## Brief
Look below. Copy each line that has "name" in it.
***** Record list *****
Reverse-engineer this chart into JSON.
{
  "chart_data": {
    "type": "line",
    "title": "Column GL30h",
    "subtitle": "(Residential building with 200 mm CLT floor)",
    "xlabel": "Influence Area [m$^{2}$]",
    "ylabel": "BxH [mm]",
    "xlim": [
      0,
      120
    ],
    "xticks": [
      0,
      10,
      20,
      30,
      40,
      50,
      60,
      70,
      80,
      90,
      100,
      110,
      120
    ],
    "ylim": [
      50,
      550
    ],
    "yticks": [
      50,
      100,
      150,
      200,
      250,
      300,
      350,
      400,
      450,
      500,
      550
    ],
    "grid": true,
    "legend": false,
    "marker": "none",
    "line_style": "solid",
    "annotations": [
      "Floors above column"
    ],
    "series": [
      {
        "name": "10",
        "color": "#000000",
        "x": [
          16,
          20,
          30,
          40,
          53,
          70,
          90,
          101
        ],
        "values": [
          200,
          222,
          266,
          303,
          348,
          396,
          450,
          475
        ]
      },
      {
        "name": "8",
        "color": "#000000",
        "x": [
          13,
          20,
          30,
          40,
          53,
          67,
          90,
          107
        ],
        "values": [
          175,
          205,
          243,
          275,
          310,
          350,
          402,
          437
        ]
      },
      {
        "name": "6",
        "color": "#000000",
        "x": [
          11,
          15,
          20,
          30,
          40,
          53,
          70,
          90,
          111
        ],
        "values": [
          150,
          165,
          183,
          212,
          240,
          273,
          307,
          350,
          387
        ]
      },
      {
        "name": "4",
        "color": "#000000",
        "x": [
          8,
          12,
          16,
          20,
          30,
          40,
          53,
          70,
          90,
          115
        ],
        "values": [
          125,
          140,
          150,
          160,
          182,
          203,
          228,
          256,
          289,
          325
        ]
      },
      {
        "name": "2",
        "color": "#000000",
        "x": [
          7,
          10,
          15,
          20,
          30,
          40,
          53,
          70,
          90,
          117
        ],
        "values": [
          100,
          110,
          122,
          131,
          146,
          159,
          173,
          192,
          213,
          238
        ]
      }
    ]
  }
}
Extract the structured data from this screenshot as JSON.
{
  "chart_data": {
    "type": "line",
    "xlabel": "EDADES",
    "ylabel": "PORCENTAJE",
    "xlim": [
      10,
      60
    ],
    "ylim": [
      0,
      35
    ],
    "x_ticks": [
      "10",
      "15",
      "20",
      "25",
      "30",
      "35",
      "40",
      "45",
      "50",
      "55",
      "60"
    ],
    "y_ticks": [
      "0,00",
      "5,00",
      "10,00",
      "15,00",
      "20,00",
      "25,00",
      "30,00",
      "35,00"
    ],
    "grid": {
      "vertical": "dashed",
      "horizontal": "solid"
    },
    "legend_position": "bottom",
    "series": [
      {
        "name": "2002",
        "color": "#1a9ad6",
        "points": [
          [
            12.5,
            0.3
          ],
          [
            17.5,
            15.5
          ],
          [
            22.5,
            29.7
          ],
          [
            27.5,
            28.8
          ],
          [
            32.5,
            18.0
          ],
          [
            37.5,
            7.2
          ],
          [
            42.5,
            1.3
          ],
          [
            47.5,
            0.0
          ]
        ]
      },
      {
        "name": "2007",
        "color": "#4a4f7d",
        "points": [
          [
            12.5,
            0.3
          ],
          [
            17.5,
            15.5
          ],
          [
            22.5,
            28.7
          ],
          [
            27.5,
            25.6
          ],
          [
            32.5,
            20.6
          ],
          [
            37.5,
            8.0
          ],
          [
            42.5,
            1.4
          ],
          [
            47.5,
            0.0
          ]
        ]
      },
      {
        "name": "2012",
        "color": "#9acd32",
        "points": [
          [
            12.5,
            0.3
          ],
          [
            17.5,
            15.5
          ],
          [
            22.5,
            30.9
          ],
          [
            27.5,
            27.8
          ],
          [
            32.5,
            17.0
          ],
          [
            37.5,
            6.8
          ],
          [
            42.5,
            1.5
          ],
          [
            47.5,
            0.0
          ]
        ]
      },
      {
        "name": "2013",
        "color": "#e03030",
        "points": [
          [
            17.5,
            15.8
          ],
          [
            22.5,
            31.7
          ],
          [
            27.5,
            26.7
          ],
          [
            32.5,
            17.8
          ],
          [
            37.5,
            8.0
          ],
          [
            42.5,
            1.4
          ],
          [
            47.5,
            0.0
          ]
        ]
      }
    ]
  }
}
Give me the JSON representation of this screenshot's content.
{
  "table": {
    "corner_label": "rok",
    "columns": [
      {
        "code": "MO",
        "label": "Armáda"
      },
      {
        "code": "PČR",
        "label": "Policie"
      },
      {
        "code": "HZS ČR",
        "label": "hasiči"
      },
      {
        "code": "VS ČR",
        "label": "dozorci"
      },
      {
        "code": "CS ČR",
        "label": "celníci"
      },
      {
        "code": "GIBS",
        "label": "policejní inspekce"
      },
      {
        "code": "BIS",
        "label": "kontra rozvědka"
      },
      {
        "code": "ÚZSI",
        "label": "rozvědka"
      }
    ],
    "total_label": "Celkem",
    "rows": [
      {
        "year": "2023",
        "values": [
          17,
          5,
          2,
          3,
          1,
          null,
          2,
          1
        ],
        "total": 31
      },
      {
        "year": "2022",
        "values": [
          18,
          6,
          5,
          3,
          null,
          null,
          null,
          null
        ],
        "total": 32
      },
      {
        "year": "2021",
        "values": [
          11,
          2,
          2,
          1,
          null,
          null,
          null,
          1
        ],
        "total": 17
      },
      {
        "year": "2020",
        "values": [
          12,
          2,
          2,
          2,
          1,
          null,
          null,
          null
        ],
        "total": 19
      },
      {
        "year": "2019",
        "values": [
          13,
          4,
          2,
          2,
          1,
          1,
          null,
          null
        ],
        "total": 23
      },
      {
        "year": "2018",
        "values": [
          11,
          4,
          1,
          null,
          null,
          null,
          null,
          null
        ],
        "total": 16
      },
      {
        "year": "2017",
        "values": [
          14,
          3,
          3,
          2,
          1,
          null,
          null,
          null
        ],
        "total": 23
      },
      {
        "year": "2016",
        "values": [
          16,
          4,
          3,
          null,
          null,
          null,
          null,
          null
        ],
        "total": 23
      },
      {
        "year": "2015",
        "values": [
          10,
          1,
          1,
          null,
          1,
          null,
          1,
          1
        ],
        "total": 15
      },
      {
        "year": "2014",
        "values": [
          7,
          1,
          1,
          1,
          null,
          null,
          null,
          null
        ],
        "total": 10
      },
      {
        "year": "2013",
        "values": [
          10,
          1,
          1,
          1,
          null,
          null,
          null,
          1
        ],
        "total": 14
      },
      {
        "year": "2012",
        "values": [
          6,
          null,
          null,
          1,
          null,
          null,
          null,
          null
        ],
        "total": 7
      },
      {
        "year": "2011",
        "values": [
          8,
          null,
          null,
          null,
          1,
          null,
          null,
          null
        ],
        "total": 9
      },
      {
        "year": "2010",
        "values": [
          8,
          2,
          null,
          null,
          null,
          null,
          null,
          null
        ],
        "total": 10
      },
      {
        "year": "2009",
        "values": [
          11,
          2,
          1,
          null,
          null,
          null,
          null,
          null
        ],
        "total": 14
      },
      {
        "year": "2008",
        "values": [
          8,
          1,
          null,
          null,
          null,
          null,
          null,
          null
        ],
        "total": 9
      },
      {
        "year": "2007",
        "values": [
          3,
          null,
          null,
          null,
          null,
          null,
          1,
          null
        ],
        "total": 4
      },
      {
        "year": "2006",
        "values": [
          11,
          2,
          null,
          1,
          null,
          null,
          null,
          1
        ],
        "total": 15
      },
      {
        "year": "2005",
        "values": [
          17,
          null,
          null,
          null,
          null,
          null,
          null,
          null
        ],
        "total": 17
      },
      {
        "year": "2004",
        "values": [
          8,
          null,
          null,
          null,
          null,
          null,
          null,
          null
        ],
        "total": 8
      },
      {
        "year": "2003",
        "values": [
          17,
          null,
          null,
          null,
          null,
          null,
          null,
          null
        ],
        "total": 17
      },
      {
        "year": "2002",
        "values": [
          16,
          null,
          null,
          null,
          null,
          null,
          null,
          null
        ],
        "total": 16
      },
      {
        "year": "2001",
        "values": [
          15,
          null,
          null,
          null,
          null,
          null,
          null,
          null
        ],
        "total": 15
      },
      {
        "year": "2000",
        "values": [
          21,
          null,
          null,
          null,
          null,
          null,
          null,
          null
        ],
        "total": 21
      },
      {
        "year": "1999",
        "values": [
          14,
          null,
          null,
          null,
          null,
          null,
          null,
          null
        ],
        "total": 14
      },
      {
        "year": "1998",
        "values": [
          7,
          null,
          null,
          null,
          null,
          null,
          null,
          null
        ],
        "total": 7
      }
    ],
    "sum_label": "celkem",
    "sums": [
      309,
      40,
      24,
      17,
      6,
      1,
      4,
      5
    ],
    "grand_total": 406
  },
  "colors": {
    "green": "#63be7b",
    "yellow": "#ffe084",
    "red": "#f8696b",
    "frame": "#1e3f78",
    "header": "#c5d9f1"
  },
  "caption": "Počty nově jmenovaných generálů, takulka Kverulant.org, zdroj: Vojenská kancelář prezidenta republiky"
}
*****
## Exercise output
        "name": "10",
        "name": "8",
        "name": "6",
        "name": "4",
        "name": "2",
        "name": "2002",
        "name": "2007",
        "name": "2012",
        "name": "2013",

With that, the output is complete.